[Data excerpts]
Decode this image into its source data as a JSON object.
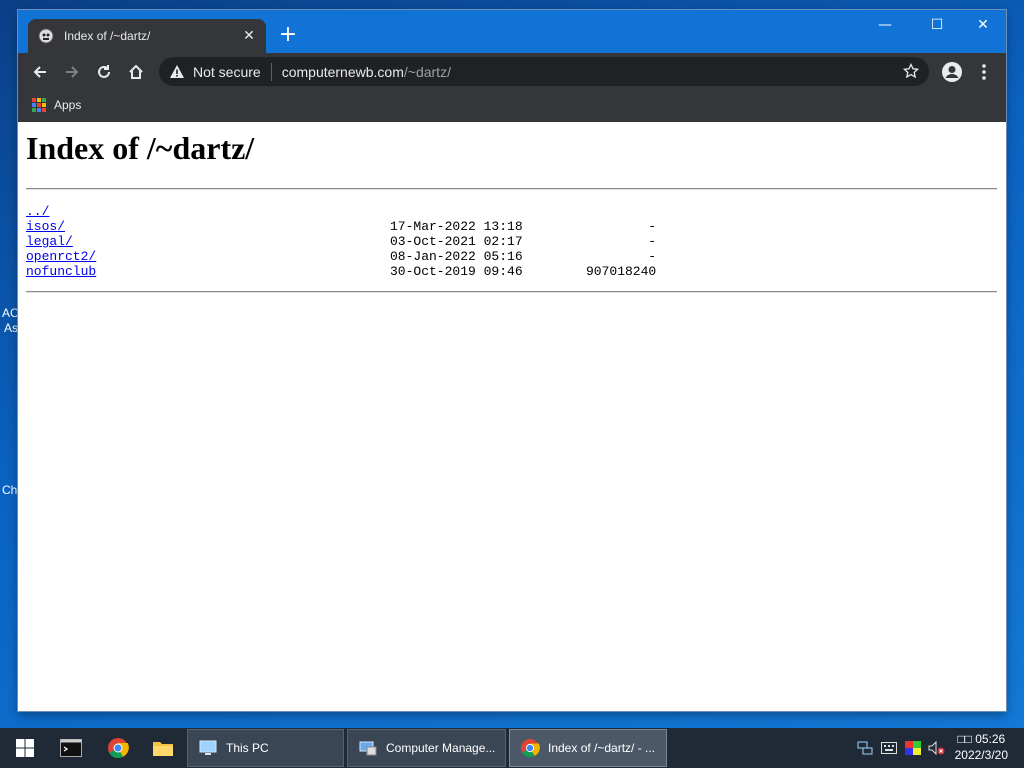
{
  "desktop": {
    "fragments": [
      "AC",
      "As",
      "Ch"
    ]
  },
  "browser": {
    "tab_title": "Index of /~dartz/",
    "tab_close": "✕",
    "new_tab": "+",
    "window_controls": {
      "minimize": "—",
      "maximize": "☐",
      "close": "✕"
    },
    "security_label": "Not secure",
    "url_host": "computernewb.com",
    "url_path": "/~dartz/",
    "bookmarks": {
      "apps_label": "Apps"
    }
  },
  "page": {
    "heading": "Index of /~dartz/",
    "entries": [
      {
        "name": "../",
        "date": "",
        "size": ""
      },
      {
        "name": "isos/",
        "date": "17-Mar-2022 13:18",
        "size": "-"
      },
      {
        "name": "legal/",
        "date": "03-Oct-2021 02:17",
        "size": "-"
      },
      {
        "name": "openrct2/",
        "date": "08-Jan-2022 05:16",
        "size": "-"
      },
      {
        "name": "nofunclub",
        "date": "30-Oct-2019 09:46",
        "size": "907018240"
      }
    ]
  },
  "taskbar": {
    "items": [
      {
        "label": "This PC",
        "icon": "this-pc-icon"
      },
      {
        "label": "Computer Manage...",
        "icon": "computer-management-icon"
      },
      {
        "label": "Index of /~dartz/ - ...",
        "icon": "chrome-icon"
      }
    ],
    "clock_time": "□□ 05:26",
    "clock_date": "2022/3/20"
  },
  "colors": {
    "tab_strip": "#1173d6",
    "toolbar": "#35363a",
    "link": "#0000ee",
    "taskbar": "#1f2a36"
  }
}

:: TO BE DONE ::
Select from the material above each line in which the string "name" appears, and list those lines.

:: ANSWER FOR THE TASK ::
        "name": "../",
        "name": "isos/",
        "name": "legal/",
        "name": "openrct2/",
        "name": "nofunclub",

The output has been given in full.